Extend the article below on the Reserve Bank of Australia's decision to hold the cash rate, picking up after its final sentence.

Source document.

....

At its board meeting today, the Reserve Bank of Australia (RBA) has decided to leave the cash rate unchanged for the fourth month in a row at 4.10% – the highest level recorded since April 2012.

“The higher interest rates are working to establish a more sustainable balance between supply and demand in the economy and will continue to do so,” stated new RBA Governor Michele Bullock in a media release following the meeting.

“In light of this and the uncertainty surrounding the economic outlook, the Board again decided to hold interest rates steady this month.

“This will provide further time to assess the impact of the increase in interest rates to date and the economic outlook.”

For homeowners and property buyers, the rise in interest rates has meant increased interest on mortgages. According to RateCity, the average borrower with a $500,000 loan before the hikes began in May 2022 could soon be paying a total of $1,134 more a month. This is a 49% increase.

“High inflation is weighing on people’s real incomes and household consumption growth is weak, as is dwelling investment,” said Governor Bullock.

“The outlook for household consumption also remains uncertain, with many households experiencing a painful squeeze on their finances, while some are benefiting from rising housing prices, substantial savings buffers, and higher interest income.”

Returning inflation to target within a reasonable timeframe remains the Board’s priority. They recognise the strain inflation places on people’s lives and resolve to return CPI inflation within the 2-3% target range in late 2025.

....

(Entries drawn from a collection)
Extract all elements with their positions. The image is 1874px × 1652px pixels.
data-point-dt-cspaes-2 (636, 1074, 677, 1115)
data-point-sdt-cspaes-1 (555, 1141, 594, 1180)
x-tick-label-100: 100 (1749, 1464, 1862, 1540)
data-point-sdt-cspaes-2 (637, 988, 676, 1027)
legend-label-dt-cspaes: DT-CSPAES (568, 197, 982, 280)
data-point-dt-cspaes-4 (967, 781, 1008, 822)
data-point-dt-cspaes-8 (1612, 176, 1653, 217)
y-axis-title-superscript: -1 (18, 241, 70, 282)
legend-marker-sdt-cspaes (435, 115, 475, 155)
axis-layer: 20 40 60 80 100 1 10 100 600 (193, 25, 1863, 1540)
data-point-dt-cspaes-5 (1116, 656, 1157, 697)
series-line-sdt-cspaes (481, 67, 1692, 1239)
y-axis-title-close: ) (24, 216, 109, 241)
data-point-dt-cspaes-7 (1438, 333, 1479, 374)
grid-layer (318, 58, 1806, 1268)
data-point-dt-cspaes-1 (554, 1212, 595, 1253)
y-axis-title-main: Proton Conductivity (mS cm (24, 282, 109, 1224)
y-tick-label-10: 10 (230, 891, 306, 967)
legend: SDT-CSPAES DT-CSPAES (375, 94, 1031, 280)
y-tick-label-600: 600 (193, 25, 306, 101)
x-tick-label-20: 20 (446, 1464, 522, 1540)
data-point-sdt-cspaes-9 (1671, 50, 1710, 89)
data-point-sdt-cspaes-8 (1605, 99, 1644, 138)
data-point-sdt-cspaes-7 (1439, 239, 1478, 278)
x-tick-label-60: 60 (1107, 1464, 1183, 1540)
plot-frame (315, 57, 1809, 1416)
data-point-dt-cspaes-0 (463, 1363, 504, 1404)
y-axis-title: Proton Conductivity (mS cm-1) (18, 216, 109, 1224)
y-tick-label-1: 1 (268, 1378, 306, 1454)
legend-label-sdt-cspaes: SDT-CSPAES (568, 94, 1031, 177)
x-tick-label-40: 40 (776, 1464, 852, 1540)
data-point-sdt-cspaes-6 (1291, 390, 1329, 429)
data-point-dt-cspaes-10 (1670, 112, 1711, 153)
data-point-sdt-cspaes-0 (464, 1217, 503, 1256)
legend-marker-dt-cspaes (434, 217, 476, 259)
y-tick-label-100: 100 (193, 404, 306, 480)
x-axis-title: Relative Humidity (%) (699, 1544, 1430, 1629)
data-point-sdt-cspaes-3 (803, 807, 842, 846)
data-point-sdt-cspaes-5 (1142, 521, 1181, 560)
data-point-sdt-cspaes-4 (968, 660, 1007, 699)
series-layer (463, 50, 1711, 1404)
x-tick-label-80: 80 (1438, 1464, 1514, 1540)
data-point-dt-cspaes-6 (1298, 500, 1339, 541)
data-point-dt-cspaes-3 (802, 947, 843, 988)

....

Written response.
“Inflation is coming down, the labour market remains strong, and the economy is operating at a high level of capacity utilisation, although growth has slowed.”

Since May 2022, the RBA has increased interest rates by four percentage points. This month’s decision marks the fifth time the Board has paused its rate-hiking within this period.

However, the Board warns that “some further tightening of monetary policy may be required to ensure that inflation returns to target in a reasonable timeframe, but that will continue to depend upon the data and the evolving assessment of risks.”

“In making its decisions, the Board will continue to pay close attention to developments in the global economy, trends in household spending, and the outlook for inflation and the labour market,” explained Governor Bullock.

“The Board remains resolute in its determination to return inflation to target and will do what is necessary to achieve that outcome.”